━━━ GIVEN INFORMATION ━━━

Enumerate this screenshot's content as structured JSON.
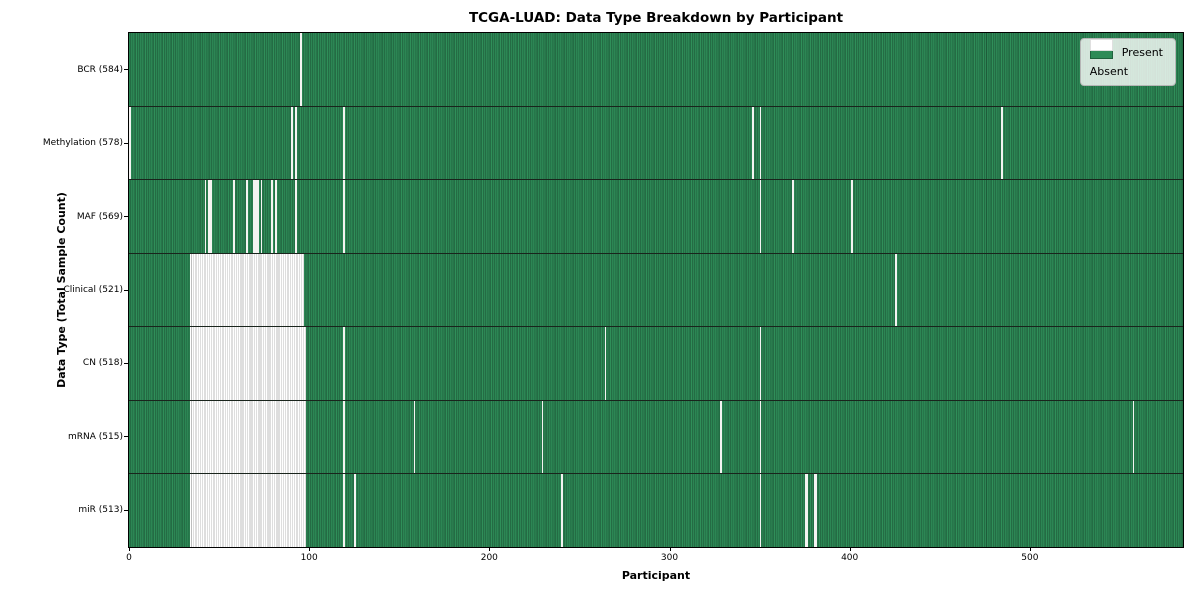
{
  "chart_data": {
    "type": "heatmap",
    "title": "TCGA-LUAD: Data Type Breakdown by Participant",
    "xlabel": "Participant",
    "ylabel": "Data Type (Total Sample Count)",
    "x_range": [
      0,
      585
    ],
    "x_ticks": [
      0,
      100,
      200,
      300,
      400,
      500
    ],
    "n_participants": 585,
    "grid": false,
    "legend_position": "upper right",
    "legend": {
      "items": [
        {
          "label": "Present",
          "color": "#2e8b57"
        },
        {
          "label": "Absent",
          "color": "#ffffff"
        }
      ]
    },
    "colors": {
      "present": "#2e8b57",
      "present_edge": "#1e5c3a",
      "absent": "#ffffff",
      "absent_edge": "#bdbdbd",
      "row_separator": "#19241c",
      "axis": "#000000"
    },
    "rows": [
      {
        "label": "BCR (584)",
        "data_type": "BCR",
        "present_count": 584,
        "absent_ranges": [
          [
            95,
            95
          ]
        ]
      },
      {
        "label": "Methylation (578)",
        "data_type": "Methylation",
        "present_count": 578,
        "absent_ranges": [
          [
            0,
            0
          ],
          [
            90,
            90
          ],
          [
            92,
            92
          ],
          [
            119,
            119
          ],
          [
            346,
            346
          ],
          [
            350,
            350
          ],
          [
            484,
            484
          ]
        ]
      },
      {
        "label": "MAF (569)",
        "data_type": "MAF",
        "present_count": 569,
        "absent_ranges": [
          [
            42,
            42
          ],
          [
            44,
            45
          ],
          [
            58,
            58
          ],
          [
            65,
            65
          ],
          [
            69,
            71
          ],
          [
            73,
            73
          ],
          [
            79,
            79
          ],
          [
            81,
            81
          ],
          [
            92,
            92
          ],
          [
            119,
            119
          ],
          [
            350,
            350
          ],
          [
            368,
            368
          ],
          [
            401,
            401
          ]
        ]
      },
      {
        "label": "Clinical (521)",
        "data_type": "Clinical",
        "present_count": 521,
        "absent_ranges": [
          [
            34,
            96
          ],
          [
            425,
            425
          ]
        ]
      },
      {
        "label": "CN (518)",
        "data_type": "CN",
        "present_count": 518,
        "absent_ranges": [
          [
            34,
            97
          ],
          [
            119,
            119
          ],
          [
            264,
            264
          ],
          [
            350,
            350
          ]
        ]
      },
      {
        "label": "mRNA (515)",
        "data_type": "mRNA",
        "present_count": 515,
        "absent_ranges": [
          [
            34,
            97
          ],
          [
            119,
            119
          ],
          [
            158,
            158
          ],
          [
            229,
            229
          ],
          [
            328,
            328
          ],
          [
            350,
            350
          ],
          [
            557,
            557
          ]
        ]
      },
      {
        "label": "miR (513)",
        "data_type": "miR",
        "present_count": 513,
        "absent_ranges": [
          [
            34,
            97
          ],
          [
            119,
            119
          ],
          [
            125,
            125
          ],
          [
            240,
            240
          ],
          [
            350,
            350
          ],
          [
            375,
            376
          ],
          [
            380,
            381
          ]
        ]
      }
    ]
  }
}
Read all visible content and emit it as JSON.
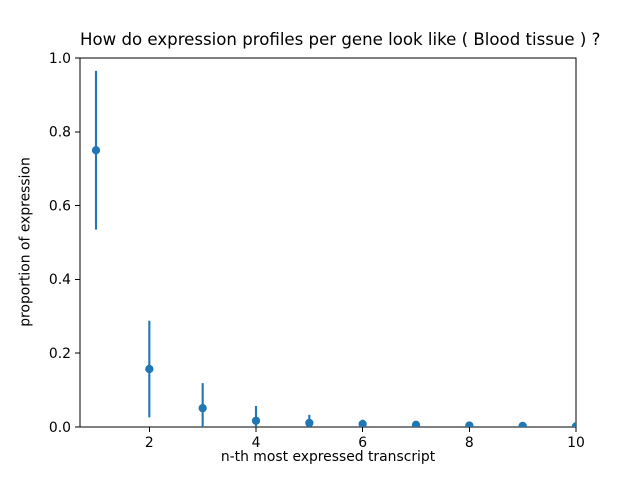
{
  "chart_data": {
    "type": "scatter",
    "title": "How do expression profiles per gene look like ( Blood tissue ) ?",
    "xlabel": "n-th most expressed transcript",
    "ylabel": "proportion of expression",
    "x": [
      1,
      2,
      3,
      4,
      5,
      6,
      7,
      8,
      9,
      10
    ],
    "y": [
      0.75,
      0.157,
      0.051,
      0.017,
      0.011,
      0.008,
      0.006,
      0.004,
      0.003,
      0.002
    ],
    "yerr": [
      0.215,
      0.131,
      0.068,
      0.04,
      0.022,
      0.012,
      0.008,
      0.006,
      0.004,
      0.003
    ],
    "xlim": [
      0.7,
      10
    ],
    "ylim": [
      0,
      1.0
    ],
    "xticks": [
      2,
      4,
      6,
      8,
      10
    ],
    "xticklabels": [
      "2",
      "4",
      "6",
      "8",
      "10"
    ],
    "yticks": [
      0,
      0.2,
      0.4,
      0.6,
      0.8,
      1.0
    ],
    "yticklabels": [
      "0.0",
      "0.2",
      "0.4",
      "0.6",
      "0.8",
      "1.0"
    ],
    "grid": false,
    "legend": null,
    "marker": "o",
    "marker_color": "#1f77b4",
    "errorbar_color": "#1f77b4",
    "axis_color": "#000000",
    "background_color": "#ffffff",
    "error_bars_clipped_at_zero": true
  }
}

━━━

> EXERCISE:
The answer must be the full listing retyped exactly, with no pictures in it.

> OUTPUT BELOW:
Enumerate this screenshot's content as structured JSON.
{
  "chart_data": {
    "type": "heatmap",
    "title": "TCGA-LUAD: Data Type Breakdown by Participant",
    "xlabel": "Participant",
    "ylabel": "Data Type (Total Sample Count)",
    "x_range": [
      0,
      585
    ],
    "x_ticks": [
      0,
      100,
      200,
      300,
      400,
      500
    ],
    "n_participants": 585,
    "grid": false,
    "legend_position": "upper right",
    "legend": {
      "items": [
        {
          "label": "Present",
          "color": "#2e8b57"
        },
        {
          "label": "Absent",
          "color": "#ffffff"
        }
      ]
    },
    "colors": {
      "present": "#2e8b57",
      "present_edge": "#1e5c3a",
      "absent": "#ffffff",
      "absent_edge": "#bdbdbd",
      "row_separator": "#19241c",
      "axis": "#000000"
    },
    "rows": [
      {
        "label": "BCR (584)",
        "data_type": "BCR",
        "present_count": 584,
        "absent_ranges": [
          [
            95,
            95
          ]
        ]
      },
      {
        "label": "Methylation (578)",
        "data_type": "Methylation",
        "present_count": 578,
        "absent_ranges": [
          [
            0,
            0
          ],
          [
            90,
            90
          ],
          [
            92,
            92
          ],
          [
            119,
            119
          ],
          [
            346,
            346
          ],
          [
            350,
            350
          ],
          [
            484,
            484
          ]
        ]
      },
      {
        "label": "MAF (569)",
        "data_type": "MAF",
        "present_count": 569,
        "absent_ranges": [
          [
            42,
            42
          ],
          [
            44,
            45
          ],
          [
            58,
            58
          ],
          [
            65,
            65
          ],
          [
            69,
            71
          ],
          [
            73,
            73
          ],
          [
            79,
            79
          ],
          [
            81,
            81
          ],
          [
            92,
            92
          ],
          [
            119,
            119
          ],
          [
            350,
            350
          ],
          [
            368,
            368
          ],
          [
            401,
            401
          ]
        ]
      },
      {
        "label": "Clinical (521)",
        "data_type": "Clinical",
        "present_count": 521,
        "absent_ranges": [
          [
            34,
            96
          ],
          [
            425,
            425
          ]
        ]
      },
      {
        "label": "CN (518)",
        "data_type": "CN",
        "present_count": 518,
        "absent_ranges": [
          [
            34,
            97
          ],
          [
            119,
            119
          ],
          [
            264,
            264
          ],
          [
            350,
            350
          ]
        ]
      },
      {
        "label": "mRNA (515)",
        "data_type": "mRNA",
        "present_count": 515,
        "absent_ranges": [
          [
            34,
            97
          ],
          [
            119,
            119
          ],
          [
            158,
            158
          ],
          [
            229,
            229
          ],
          [
            328,
            328
          ],
          [
            350,
            350
          ],
          [
            557,
            557
          ]
        ]
      },
      {
        "label": "miR (513)",
        "data_type": "miR",
        "present_count": 513,
        "absent_ranges": [
          [
            34,
            97
          ],
          [
            119,
            119
          ],
          [
            125,
            125
          ],
          [
            240,
            240
          ],
          [
            350,
            350
          ],
          [
            375,
            376
          ],
          [
            380,
            381
          ]
        ]
      }
    ]
  }
}
Read all visible content and emit it as JSON.
{
  "chart_data": {
    "type": "scatter",
    "title": "How do expression profiles per gene look like ( Blood tissue ) ?",
    "xlabel": "n-th most expressed transcript",
    "ylabel": "proportion of expression",
    "x": [
      1,
      2,
      3,
      4,
      5,
      6,
      7,
      8,
      9,
      10
    ],
    "y": [
      0.75,
      0.157,
      0.051,
      0.017,
      0.011,
      0.008,
      0.006,
      0.004,
      0.003,
      0.002
    ],
    "yerr": [
      0.215,
      0.131,
      0.068,
      0.04,
      0.022,
      0.012,
      0.008,
      0.006,
      0.004,
      0.003
    ],
    "xlim": [
      0.7,
      10
    ],
    "ylim": [
      0,
      1.0
    ],
    "xticks": [
      2,
      4,
      6,
      8,
      10
    ],
    "xticklabels": [
      "2",
      "4",
      "6",
      "8",
      "10"
    ],
    "yticks": [
      0,
      0.2,
      0.4,
      0.6,
      0.8,
      1.0
    ],
    "yticklabels": [
      "0.0",
      "0.2",
      "0.4",
      "0.6",
      "0.8",
      "1.0"
    ],
    "grid": false,
    "legend": null,
    "marker": "o",
    "marker_color": "#1f77b4",
    "errorbar_color": "#1f77b4",
    "axis_color": "#000000",
    "background_color": "#ffffff",
    "error_bars_clipped_at_zero": true
  }
}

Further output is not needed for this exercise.